[Start of Extracted material]
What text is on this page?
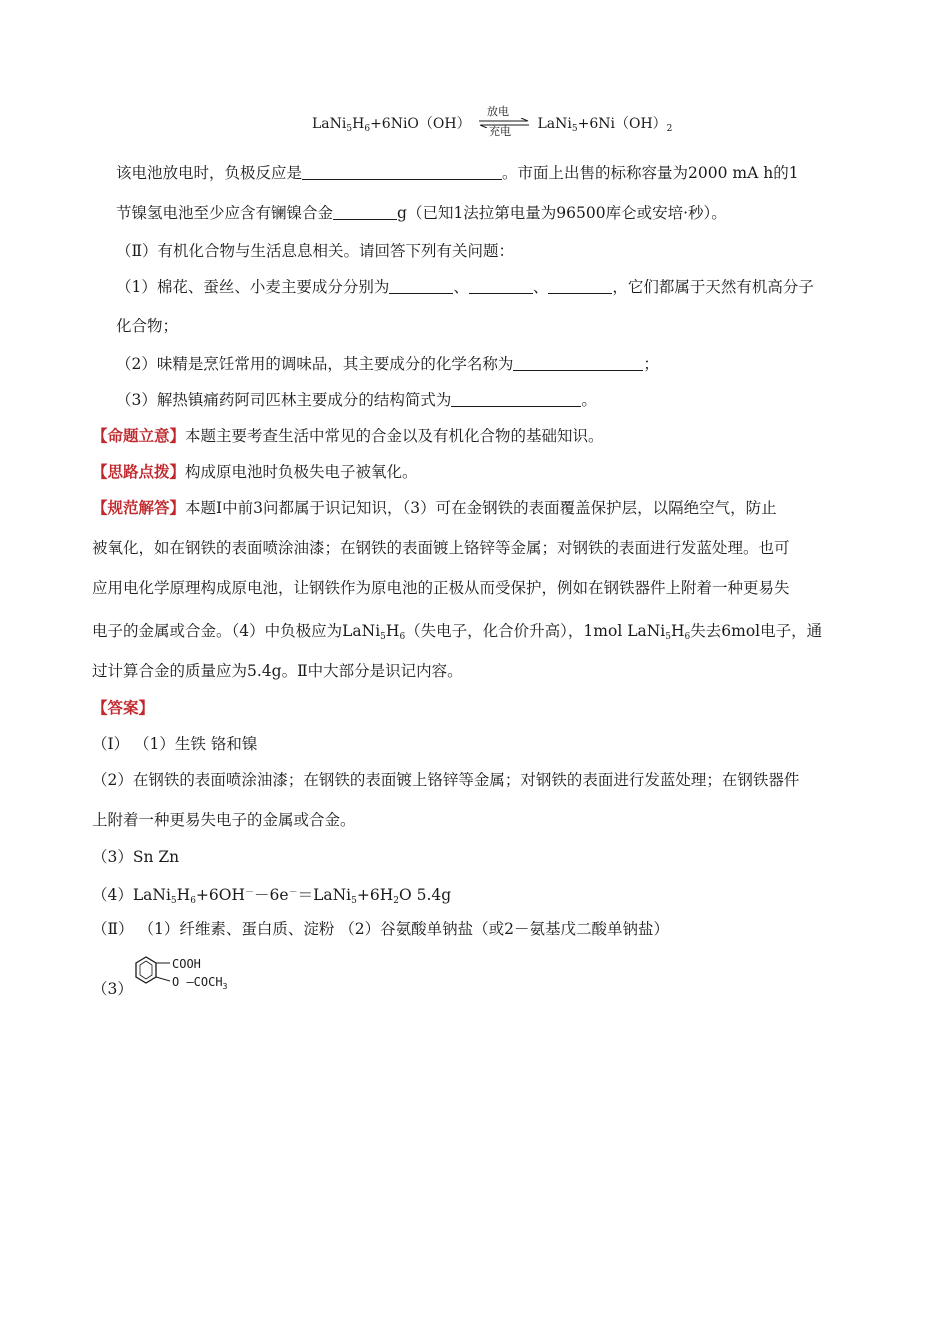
$LaNi_5H_6+6NiO(OH)$
放电
充电 $LaNi_5+6Ni(OH)_2$
该电池放电时，负极反应是	。市面上出售的标称容量为2000 mA h的1
节镍氢电池至少应含有镧镍合金	g（已知1法拉第电量为96500库仑或安培·秒）。
（Ⅱ）有机化合物与生活息息相关。请回答下列有关问题：
（1）棉花、蚕丝、小麦主要成分分别为	、	、	，它们都属于天然有机高分子
化合物；
（2）味精是烹饪常用的调味品，其主要成分的化学名称为	；
（3）解热镇痛药阿司匹林主要成分的结构简式为	。
【命题立意】本题主要考查生活中常见的合金以及有机化合物的基础知识。
【思路点拨】构成原电池时负极失电子被氧化。
【规范解答】本题Ⅰ中前3问都属于识记知识，（3）可在金钢铁的表面覆盖保护层，以隔绝空气，防止
被氧化，如在钢铁的表面喷涂油漆；在钢铁的表面镀上铬锌等金属；对钢铁的表面进行发蓝处理。也可
应用电化学原理构成原电池，让钢铁作为原电池的正极从而受保护，例如在钢铁器件上附着一种更易失
电子的金属或合金。（4）中负极应为$LaNi_5H_6$（失电子，化合价升高），1mol $LaNi_5H_6$失去6mol电子，通
过计算合金的质量应为5.4g。Ⅱ中大部分是识记内容。
【答案】
（Ⅰ） （1）生铁 铬和镍
（2）在钢铁的表面喷涂油漆；在钢铁的表面镀上铬锌等金属；对钢铁的表面进行发蓝处理；在钢铁器件
上附着一种更易失电子的金属或合金。
（3）Sn Zn
$(4)LaNi_5H_6+6OH^--6e^-=LaNi_5+6H_2O$ 5.4g
（Ⅱ） （1）纤维素、蛋白质、淀粉 （2）谷氨酸单钠盐（或2－氨基戊二酸单钠盐）
（3）
COOH
O $—COCH_3$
[End of Extracted material]
Problem to work on: Set down every record once more, word for word, without pictures.

Answer:
What text is on this page?
$LaNi_5H_6+6NiO(OH)$
放电
充电 $LaNi_5+6Ni(OH)_2$
该电池放电时，负极反应是	。市面上出售的标称容量为2000 mA h的1
节镍氢电池至少应含有镧镍合金	g（已知1法拉第电量为96500库仑或安培·秒）。
（Ⅱ）有机化合物与生活息息相关。请回答下列有关问题：
（1）棉花、蚕丝、小麦主要成分分别为	、	、	，它们都属于天然有机高分子
化合物；
（2）味精是烹饪常用的调味品，其主要成分的化学名称为	；
（3）解热镇痛药阿司匹林主要成分的结构简式为	。
【命题立意】本题主要考查生活中常见的合金以及有机化合物的基础知识。
【思路点拨】构成原电池时负极失电子被氧化。
【规范解答】本题Ⅰ中前3问都属于识记知识，（3）可在金钢铁的表面覆盖保护层，以隔绝空气，防止
被氧化，如在钢铁的表面喷涂油漆；在钢铁的表面镀上铬锌等金属；对钢铁的表面进行发蓝处理。也可
应用电化学原理构成原电池，让钢铁作为原电池的正极从而受保护，例如在钢铁器件上附着一种更易失
电子的金属或合金。（4）中负极应为$LaNi_5H_6$（失电子，化合价升高），1mol $LaNi_5H_6$失去6mol电子，通
过计算合金的质量应为5.4g。Ⅱ中大部分是识记内容。
【答案】
（Ⅰ） （1）生铁 铬和镍
（2）在钢铁的表面喷涂油漆；在钢铁的表面镀上铬锌等金属；对钢铁的表面进行发蓝处理；在钢铁器件
上附着一种更易失电子的金属或合金。
（3）Sn Zn
$(4)LaNi_5H_6+6OH^--6e^-=LaNi_5+6H_2O$ 5.4g
（Ⅱ） （1）纤维素、蛋白质、淀粉 （2）谷氨酸单钠盐（或2－氨基戊二酸单钠盐）
（3）
COOH
O $—COCH_3$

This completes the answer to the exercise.